Goal: Copy out each line featuring the string "engine" from the entries beneath.

Input rows:
+ + + +
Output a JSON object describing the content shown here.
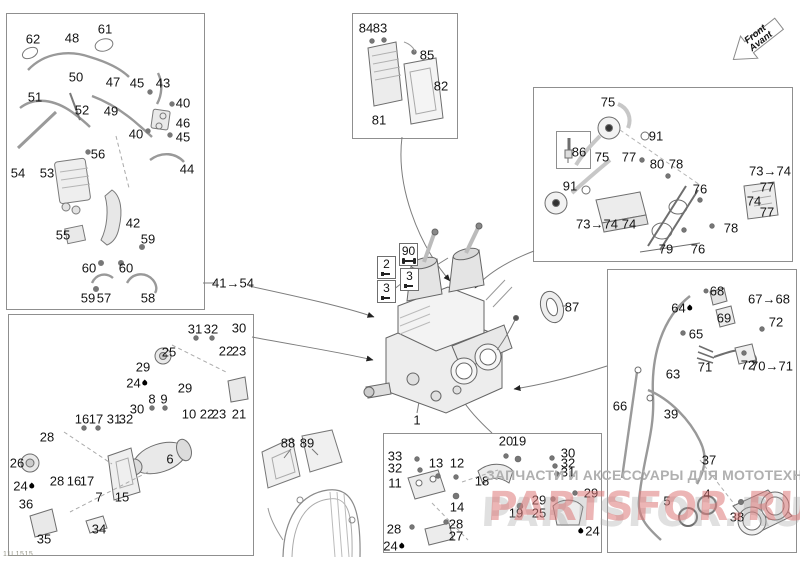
{
  "meta": {
    "doc_code": "11L1515"
  },
  "front_arrow": {
    "label_en": "Front",
    "label_fr": "Avant"
  },
  "watermark": {
    "text_ru": "ЗАПЧАСТИ И АКСЕССУАРЫ ДЛЯ МОТОТЕХНИКИ",
    "brand": "PARTSFOR.RU",
    "text_color": "#b0b0b0",
    "brand_color": "rgba(220,120,120,0.55)",
    "brand_shadow_color": "rgba(165,165,165,0.35)"
  },
  "boxes": [
    {
      "name": "hose-system",
      "x": 6,
      "y": 13,
      "w": 197,
      "h": 295
    },
    {
      "name": "engine-mount-starter",
      "x": 8,
      "y": 314,
      "w": 244,
      "h": 240
    },
    {
      "name": "electronic-module",
      "x": 352,
      "y": 13,
      "w": 104,
      "h": 124
    },
    {
      "name": "ignition-system",
      "x": 533,
      "y": 87,
      "w": 258,
      "h": 173
    },
    {
      "name": "engine-mount-rear",
      "x": 383,
      "y": 433,
      "w": 217,
      "h": 118
    },
    {
      "name": "oil-fuel-lines",
      "x": 607,
      "y": 269,
      "w": 188,
      "h": 282
    },
    {
      "name": "spark-plug-inner",
      "x": 556,
      "y": 131,
      "w": 33,
      "h": 36
    }
  ],
  "callouts": [
    {
      "text": "62",
      "x": 33,
      "y": 39
    },
    {
      "text": "48",
      "x": 72,
      "y": 38
    },
    {
      "text": "61",
      "x": 105,
      "y": 29
    },
    {
      "text": "50",
      "x": 76,
      "y": 77
    },
    {
      "text": "47",
      "x": 113,
      "y": 82
    },
    {
      "text": "45",
      "x": 137,
      "y": 83
    },
    {
      "text": "43",
      "x": 163,
      "y": 83
    },
    {
      "text": "51",
      "x": 35,
      "y": 97
    },
    {
      "text": "52",
      "x": 82,
      "y": 110
    },
    {
      "text": "49",
      "x": 111,
      "y": 111
    },
    {
      "text": "40",
      "x": 183,
      "y": 103
    },
    {
      "text": "46",
      "x": 183,
      "y": 123
    },
    {
      "text": "40",
      "x": 136,
      "y": 134
    },
    {
      "text": "45",
      "x": 183,
      "y": 137
    },
    {
      "text": "56",
      "x": 98,
      "y": 154
    },
    {
      "text": "44",
      "x": 187,
      "y": 169
    },
    {
      "text": "54",
      "x": 18,
      "y": 173
    },
    {
      "text": "53",
      "x": 47,
      "y": 173
    },
    {
      "text": "42",
      "x": 133,
      "y": 223
    },
    {
      "text": "55",
      "x": 63,
      "y": 235
    },
    {
      "text": "59",
      "x": 148,
      "y": 239
    },
    {
      "text": "60",
      "x": 89,
      "y": 268
    },
    {
      "text": "60",
      "x": 126,
      "y": 268
    },
    {
      "text": "59",
      "x": 88,
      "y": 298
    },
    {
      "text": "57",
      "x": 104,
      "y": 298
    },
    {
      "text": "58",
      "x": 148,
      "y": 298
    },
    {
      "text": "41→54",
      "x": 233,
      "y": 283
    },
    {
      "text": "31",
      "x": 195,
      "y": 329
    },
    {
      "text": "32",
      "x": 211,
      "y": 329
    },
    {
      "text": "30",
      "x": 239,
      "y": 328
    },
    {
      "text": "25",
      "x": 169,
      "y": 352
    },
    {
      "text": "22",
      "x": 226,
      "y": 351
    },
    {
      "text": "23",
      "x": 239,
      "y": 351
    },
    {
      "text": "29",
      "x": 143,
      "y": 367
    },
    {
      "text": "24",
      "x": 137,
      "y": 383,
      "droplet": "right"
    },
    {
      "text": "29",
      "x": 185,
      "y": 388
    },
    {
      "text": "8",
      "x": 152,
      "y": 399
    },
    {
      "text": "9",
      "x": 164,
      "y": 399
    },
    {
      "text": "30",
      "x": 137,
      "y": 409
    },
    {
      "text": "10",
      "x": 189,
      "y": 414
    },
    {
      "text": "22",
      "x": 207,
      "y": 414
    },
    {
      "text": "23",
      "x": 219,
      "y": 414
    },
    {
      "text": "21",
      "x": 239,
      "y": 414
    },
    {
      "text": "16",
      "x": 82,
      "y": 419
    },
    {
      "text": "17",
      "x": 96,
      "y": 419
    },
    {
      "text": "31",
      "x": 114,
      "y": 419
    },
    {
      "text": "32",
      "x": 126,
      "y": 419
    },
    {
      "text": "28",
      "x": 47,
      "y": 437
    },
    {
      "text": "26",
      "x": 17,
      "y": 463
    },
    {
      "text": "6",
      "x": 170,
      "y": 459
    },
    {
      "text": "28",
      "x": 57,
      "y": 481
    },
    {
      "text": "16",
      "x": 74,
      "y": 481
    },
    {
      "text": "17",
      "x": 87,
      "y": 481
    },
    {
      "text": "24",
      "x": 24,
      "y": 486,
      "droplet": "right"
    },
    {
      "text": "7",
      "x": 99,
      "y": 497
    },
    {
      "text": "15",
      "x": 122,
      "y": 497
    },
    {
      "text": "36",
      "x": 26,
      "y": 504
    },
    {
      "text": "34",
      "x": 99,
      "y": 529
    },
    {
      "text": "35",
      "x": 44,
      "y": 539
    },
    {
      "text": "84",
      "x": 366,
      "y": 28
    },
    {
      "text": "83",
      "x": 380,
      "y": 28
    },
    {
      "text": "85",
      "x": 427,
      "y": 55
    },
    {
      "text": "82",
      "x": 441,
      "y": 86
    },
    {
      "text": "81",
      "x": 379,
      "y": 120
    },
    {
      "text": "75",
      "x": 608,
      "y": 102
    },
    {
      "text": "91",
      "x": 656,
      "y": 136
    },
    {
      "text": "86",
      "x": 579,
      "y": 152
    },
    {
      "text": "75",
      "x": 602,
      "y": 157
    },
    {
      "text": "77",
      "x": 629,
      "y": 157
    },
    {
      "text": "80",
      "x": 657,
      "y": 164
    },
    {
      "text": "78",
      "x": 676,
      "y": 164
    },
    {
      "text": "73→74",
      "x": 770,
      "y": 171
    },
    {
      "text": "77",
      "x": 767,
      "y": 187
    },
    {
      "text": "76",
      "x": 700,
      "y": 189
    },
    {
      "text": "74",
      "x": 754,
      "y": 201
    },
    {
      "text": "77",
      "x": 767,
      "y": 212
    },
    {
      "text": "91",
      "x": 570,
      "y": 186
    },
    {
      "text": "73→74",
      "x": 597,
      "y": 224
    },
    {
      "text": "74",
      "x": 629,
      "y": 224
    },
    {
      "text": "78",
      "x": 731,
      "y": 228
    },
    {
      "text": "79",
      "x": 666,
      "y": 249
    },
    {
      "text": "76",
      "x": 698,
      "y": 249
    },
    {
      "text": "87",
      "x": 572,
      "y": 307
    },
    {
      "text": "1",
      "x": 417,
      "y": 420
    },
    {
      "text": "88",
      "x": 288,
      "y": 443
    },
    {
      "text": "89",
      "x": 307,
      "y": 443
    },
    {
      "text": "68",
      "x": 717,
      "y": 291
    },
    {
      "text": "67→68",
      "x": 769,
      "y": 299
    },
    {
      "text": "64",
      "x": 682,
      "y": 308,
      "droplet": "right"
    },
    {
      "text": "69",
      "x": 724,
      "y": 318
    },
    {
      "text": "72",
      "x": 776,
      "y": 322
    },
    {
      "text": "65",
      "x": 696,
      "y": 334
    },
    {
      "text": "71",
      "x": 705,
      "y": 367
    },
    {
      "text": "72",
      "x": 748,
      "y": 365
    },
    {
      "text": "70→71",
      "x": 772,
      "y": 366
    },
    {
      "text": "63",
      "x": 673,
      "y": 374
    },
    {
      "text": "66",
      "x": 620,
      "y": 406
    },
    {
      "text": "39",
      "x": 671,
      "y": 414
    },
    {
      "text": "37",
      "x": 709,
      "y": 460
    },
    {
      "text": "5",
      "x": 667,
      "y": 501
    },
    {
      "text": "4",
      "x": 707,
      "y": 494
    },
    {
      "text": "38",
      "x": 737,
      "y": 517
    },
    {
      "text": "33",
      "x": 395,
      "y": 456
    },
    {
      "text": "32",
      "x": 395,
      "y": 468
    },
    {
      "text": "11",
      "x": 395,
      "y": 483
    },
    {
      "text": "13",
      "x": 436,
      "y": 463
    },
    {
      "text": "12",
      "x": 457,
      "y": 463
    },
    {
      "text": "14",
      "x": 457,
      "y": 507
    },
    {
      "text": "18",
      "x": 482,
      "y": 481
    },
    {
      "text": "20",
      "x": 506,
      "y": 441
    },
    {
      "text": "19",
      "x": 519,
      "y": 441
    },
    {
      "text": "30",
      "x": 568,
      "y": 453
    },
    {
      "text": "32",
      "x": 568,
      "y": 463
    },
    {
      "text": "31",
      "x": 568,
      "y": 472
    },
    {
      "text": "29",
      "x": 591,
      "y": 493
    },
    {
      "text": "29",
      "x": 539,
      "y": 500
    },
    {
      "text": "19",
      "x": 516,
      "y": 513
    },
    {
      "text": "25",
      "x": 539,
      "y": 513
    },
    {
      "text": "24",
      "x": 589,
      "y": 531,
      "droplet": "left"
    },
    {
      "text": "28",
      "x": 456,
      "y": 524
    },
    {
      "text": "28",
      "x": 394,
      "y": 529
    },
    {
      "text": "27",
      "x": 456,
      "y": 536
    },
    {
      "text": "24",
      "x": 394,
      "y": 546,
      "droplet": "right"
    },
    {
      "text": "2",
      "x": 377,
      "y": 256,
      "boxed": true,
      "icon": "screw-icon"
    },
    {
      "text": "3",
      "x": 377,
      "y": 280,
      "boxed": true,
      "icon": "screw-icon"
    },
    {
      "text": "90",
      "x": 399,
      "y": 243,
      "boxed": true,
      "icon": "wrench-icon"
    },
    {
      "text": "3",
      "x": 400,
      "y": 268,
      "boxed": true,
      "icon": "screw-icon"
    }
  ]
}
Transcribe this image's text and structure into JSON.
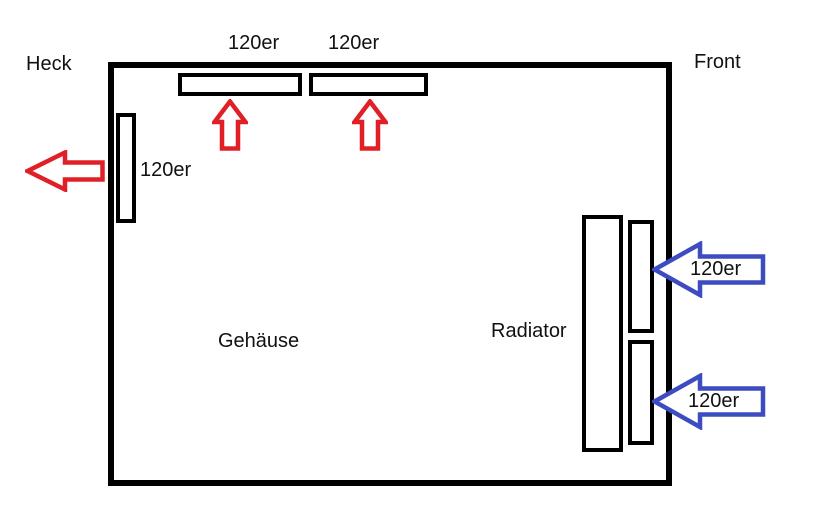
+ + + +
Final answer:
      "name": "engine-mount-starter",
      "name": "engine-mount-rear",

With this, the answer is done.